--- Start of Available records ---

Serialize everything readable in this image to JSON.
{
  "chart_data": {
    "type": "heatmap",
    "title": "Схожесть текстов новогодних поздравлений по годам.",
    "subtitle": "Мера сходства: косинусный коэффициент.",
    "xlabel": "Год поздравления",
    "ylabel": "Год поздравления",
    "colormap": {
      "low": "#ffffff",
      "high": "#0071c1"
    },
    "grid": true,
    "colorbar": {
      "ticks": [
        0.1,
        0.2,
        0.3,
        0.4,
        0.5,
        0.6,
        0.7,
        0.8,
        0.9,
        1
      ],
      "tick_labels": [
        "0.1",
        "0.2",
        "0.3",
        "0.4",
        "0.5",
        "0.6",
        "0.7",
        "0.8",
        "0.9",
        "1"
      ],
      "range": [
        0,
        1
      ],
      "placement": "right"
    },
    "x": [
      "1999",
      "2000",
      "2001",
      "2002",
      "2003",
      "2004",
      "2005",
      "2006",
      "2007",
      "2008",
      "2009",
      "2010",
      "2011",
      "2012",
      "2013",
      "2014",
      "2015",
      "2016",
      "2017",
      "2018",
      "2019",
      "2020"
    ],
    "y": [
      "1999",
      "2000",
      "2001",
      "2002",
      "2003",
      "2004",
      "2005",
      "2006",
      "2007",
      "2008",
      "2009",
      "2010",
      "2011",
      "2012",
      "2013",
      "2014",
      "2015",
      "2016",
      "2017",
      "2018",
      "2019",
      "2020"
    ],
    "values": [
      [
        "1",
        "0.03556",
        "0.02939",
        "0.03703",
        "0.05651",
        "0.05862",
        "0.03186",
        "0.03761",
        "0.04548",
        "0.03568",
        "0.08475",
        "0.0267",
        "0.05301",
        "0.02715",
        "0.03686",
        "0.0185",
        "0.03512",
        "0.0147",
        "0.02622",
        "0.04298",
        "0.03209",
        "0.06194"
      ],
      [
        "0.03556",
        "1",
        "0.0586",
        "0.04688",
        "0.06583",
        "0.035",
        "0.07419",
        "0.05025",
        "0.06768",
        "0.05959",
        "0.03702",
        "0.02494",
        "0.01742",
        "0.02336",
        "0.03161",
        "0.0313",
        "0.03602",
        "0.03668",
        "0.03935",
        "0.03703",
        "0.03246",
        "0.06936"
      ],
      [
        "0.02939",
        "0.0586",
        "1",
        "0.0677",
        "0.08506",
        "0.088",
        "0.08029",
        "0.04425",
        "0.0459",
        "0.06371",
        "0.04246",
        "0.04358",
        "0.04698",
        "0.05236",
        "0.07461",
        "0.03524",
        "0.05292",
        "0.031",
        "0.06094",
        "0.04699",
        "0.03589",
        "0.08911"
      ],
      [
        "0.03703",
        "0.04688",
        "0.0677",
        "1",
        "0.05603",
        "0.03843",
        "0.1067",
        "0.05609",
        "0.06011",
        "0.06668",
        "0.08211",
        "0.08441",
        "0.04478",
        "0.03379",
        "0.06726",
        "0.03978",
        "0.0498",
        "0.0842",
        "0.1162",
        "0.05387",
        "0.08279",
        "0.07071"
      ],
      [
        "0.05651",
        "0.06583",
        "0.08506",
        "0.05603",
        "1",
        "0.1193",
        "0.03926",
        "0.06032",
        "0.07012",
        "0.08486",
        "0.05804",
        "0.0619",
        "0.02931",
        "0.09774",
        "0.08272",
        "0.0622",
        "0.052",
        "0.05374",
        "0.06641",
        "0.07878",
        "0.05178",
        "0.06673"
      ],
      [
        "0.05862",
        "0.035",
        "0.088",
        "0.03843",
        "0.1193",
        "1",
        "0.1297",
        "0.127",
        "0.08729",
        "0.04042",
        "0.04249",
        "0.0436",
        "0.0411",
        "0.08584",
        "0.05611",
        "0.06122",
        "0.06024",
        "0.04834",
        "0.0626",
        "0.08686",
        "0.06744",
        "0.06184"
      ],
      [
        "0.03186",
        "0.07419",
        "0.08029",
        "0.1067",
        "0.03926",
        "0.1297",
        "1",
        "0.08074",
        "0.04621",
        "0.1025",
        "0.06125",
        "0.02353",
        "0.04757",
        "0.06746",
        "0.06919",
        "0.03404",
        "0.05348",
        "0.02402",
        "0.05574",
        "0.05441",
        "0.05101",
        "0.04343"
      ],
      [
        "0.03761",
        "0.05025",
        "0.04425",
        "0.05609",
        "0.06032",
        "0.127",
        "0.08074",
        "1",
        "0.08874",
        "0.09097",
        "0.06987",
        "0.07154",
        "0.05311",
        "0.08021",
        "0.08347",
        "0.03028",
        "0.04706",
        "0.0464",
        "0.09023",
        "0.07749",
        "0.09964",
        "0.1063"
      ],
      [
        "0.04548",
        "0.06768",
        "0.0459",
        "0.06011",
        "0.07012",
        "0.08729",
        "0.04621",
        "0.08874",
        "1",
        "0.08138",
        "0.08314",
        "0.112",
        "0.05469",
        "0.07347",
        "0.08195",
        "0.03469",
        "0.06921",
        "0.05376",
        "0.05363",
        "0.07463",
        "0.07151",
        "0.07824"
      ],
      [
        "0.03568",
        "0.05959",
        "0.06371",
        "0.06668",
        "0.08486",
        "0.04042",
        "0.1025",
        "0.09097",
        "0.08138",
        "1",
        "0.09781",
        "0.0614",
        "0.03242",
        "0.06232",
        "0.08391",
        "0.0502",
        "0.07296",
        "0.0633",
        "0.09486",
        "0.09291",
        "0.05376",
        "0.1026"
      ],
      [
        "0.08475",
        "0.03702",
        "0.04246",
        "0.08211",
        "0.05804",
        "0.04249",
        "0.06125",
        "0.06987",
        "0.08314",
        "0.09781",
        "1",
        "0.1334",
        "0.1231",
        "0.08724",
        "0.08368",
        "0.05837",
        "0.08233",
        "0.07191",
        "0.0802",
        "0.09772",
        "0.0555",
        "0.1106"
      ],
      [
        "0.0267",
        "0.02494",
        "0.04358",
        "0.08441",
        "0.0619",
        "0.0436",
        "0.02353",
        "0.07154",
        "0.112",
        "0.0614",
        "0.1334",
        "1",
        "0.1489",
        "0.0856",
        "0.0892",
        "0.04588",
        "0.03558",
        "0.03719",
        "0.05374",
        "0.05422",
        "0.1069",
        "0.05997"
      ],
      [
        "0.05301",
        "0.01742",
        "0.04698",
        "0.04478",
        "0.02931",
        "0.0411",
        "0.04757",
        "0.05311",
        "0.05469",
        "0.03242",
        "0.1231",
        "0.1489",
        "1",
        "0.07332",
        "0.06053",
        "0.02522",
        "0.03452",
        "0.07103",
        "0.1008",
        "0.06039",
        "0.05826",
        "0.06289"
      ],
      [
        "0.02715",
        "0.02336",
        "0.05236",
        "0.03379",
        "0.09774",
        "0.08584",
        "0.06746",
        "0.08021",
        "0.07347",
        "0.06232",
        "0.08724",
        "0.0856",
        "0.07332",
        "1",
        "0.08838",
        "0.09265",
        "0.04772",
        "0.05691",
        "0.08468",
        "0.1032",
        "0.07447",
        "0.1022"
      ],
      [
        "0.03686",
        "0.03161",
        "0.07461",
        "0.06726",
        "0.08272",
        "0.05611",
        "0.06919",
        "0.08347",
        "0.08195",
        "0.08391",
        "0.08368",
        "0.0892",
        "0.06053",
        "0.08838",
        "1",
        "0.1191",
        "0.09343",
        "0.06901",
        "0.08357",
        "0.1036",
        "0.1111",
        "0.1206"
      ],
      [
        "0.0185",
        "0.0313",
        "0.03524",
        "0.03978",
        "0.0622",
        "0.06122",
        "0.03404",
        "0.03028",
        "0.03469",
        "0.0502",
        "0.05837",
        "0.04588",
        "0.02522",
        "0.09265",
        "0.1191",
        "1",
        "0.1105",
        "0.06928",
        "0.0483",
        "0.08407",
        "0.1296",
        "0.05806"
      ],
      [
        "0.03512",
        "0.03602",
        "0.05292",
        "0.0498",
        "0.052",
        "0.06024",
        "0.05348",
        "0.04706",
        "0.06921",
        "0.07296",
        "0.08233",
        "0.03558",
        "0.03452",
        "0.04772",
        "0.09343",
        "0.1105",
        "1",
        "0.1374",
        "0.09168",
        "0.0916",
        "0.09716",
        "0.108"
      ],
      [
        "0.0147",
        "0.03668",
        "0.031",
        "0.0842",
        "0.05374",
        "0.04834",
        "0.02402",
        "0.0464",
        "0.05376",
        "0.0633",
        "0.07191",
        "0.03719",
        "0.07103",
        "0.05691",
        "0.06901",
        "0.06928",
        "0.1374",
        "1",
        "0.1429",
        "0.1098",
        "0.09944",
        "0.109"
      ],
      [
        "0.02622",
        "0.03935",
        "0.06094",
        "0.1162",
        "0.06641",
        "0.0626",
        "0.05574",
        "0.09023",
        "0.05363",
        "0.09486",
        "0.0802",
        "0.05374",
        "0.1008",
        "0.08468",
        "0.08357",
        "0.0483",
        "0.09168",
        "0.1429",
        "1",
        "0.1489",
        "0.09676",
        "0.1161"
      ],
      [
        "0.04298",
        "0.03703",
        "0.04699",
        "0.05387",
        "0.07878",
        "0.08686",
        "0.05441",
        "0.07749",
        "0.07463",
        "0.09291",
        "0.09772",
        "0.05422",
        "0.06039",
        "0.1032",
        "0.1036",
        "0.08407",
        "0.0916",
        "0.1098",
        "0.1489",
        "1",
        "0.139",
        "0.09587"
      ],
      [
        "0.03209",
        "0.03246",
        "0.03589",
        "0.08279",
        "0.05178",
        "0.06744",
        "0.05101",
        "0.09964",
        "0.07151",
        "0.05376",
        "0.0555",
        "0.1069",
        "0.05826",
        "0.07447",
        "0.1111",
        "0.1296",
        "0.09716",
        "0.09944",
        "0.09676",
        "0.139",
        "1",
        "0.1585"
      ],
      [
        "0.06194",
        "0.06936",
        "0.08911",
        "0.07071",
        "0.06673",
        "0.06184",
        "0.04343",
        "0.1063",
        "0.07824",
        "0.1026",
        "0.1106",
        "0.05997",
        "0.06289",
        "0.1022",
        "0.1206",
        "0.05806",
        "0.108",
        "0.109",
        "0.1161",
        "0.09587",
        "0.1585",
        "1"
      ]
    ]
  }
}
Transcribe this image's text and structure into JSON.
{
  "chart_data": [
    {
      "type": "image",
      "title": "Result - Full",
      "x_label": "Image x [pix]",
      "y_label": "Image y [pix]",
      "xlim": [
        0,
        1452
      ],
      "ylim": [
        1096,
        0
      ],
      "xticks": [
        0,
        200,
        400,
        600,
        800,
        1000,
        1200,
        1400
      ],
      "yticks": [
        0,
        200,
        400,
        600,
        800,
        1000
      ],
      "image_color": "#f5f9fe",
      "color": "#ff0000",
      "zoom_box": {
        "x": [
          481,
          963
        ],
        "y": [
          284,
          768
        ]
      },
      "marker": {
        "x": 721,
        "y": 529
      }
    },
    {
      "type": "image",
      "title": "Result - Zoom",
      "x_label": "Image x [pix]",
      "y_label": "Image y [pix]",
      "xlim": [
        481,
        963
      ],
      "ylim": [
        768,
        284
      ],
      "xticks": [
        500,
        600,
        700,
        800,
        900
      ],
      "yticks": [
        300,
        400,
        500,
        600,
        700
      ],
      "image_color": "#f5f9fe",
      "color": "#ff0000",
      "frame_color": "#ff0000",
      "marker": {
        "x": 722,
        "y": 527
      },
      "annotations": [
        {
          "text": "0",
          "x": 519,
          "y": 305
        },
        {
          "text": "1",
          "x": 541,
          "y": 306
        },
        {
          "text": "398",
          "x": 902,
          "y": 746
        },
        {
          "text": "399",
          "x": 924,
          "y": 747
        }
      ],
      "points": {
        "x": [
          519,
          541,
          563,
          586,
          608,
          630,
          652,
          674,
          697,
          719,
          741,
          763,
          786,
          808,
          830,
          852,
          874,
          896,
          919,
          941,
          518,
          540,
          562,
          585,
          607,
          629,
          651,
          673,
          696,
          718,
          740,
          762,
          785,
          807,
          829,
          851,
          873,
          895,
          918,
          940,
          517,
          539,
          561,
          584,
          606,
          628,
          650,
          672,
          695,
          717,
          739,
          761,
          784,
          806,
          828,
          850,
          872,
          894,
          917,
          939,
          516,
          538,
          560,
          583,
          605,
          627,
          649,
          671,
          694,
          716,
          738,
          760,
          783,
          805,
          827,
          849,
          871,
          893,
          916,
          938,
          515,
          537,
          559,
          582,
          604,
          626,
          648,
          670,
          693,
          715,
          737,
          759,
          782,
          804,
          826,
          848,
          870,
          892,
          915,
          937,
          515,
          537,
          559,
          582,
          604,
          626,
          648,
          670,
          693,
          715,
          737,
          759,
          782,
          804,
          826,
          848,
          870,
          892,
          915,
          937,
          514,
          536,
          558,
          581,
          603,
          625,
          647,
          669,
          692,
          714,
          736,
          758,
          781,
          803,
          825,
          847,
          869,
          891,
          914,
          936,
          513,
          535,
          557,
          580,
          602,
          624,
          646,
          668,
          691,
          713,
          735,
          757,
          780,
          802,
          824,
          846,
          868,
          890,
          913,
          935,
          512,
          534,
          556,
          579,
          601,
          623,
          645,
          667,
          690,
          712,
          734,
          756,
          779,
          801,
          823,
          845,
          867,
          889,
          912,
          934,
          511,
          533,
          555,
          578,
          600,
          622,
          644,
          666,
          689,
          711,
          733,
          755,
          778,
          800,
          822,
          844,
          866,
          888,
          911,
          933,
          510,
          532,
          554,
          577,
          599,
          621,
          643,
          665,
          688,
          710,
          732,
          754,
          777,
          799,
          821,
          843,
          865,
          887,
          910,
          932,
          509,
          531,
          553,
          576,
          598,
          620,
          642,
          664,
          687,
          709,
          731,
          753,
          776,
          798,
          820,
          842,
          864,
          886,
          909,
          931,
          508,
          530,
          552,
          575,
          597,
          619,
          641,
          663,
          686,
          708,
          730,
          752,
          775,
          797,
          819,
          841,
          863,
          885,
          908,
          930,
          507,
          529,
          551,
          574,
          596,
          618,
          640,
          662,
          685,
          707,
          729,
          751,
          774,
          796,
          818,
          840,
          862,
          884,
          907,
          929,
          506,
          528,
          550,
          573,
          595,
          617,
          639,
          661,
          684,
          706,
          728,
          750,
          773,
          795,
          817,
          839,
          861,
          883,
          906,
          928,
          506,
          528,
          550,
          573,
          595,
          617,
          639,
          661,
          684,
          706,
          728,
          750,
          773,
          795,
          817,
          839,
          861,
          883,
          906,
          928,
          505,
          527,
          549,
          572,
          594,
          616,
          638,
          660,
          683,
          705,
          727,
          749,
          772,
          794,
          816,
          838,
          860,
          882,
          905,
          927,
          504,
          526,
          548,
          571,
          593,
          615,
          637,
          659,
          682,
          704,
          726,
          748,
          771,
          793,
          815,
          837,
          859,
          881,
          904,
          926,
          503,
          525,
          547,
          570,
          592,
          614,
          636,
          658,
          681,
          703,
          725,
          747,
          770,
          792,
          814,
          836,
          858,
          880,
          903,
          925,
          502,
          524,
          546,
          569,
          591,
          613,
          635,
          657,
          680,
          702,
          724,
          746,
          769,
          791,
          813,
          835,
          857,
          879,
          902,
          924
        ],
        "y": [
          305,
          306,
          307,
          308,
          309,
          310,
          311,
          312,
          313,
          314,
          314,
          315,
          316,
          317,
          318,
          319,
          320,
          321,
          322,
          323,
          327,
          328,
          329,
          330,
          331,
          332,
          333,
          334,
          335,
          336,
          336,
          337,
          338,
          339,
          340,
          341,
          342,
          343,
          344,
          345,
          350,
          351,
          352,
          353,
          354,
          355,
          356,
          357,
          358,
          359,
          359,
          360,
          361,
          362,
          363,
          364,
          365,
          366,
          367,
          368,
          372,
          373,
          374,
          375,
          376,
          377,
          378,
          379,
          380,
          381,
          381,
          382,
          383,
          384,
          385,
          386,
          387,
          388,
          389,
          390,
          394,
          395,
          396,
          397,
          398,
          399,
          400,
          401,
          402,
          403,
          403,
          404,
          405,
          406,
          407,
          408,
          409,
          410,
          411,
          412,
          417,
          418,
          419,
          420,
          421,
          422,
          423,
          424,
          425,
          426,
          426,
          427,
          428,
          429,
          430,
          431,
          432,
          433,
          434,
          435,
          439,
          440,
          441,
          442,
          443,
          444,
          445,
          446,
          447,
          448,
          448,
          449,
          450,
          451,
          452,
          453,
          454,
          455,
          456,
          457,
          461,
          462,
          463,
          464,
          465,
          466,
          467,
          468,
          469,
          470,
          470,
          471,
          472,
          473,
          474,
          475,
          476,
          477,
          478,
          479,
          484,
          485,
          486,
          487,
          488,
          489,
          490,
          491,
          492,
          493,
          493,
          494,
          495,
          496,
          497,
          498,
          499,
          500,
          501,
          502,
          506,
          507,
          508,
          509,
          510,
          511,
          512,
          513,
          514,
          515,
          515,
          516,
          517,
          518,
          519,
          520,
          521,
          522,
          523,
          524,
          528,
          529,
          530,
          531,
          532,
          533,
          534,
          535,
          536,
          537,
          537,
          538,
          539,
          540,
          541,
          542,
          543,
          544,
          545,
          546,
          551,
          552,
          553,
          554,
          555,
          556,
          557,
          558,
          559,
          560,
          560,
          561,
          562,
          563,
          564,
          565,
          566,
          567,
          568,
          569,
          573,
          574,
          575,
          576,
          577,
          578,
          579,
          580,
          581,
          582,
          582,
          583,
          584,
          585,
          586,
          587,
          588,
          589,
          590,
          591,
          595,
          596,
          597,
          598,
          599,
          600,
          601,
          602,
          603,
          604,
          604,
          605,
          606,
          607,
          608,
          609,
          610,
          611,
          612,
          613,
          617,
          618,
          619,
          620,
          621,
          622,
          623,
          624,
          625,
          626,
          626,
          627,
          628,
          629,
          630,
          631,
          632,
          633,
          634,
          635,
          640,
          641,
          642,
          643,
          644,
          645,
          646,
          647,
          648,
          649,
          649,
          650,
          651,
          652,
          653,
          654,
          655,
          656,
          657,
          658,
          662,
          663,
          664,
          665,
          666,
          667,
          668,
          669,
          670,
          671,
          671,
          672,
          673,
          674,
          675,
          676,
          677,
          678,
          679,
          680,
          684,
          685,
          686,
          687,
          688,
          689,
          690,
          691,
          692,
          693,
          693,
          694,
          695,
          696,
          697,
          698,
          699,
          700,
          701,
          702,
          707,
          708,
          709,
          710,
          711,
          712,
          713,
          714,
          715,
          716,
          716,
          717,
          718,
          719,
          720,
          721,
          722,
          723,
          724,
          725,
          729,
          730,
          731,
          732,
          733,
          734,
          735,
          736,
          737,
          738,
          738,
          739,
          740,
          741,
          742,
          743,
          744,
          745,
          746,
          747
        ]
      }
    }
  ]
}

--- End of Available records ---

Select and copy every line from the records that includes the word "this".

Serialize everything readable in this image to JSON.
Transcribe this image's text and structure into JSON.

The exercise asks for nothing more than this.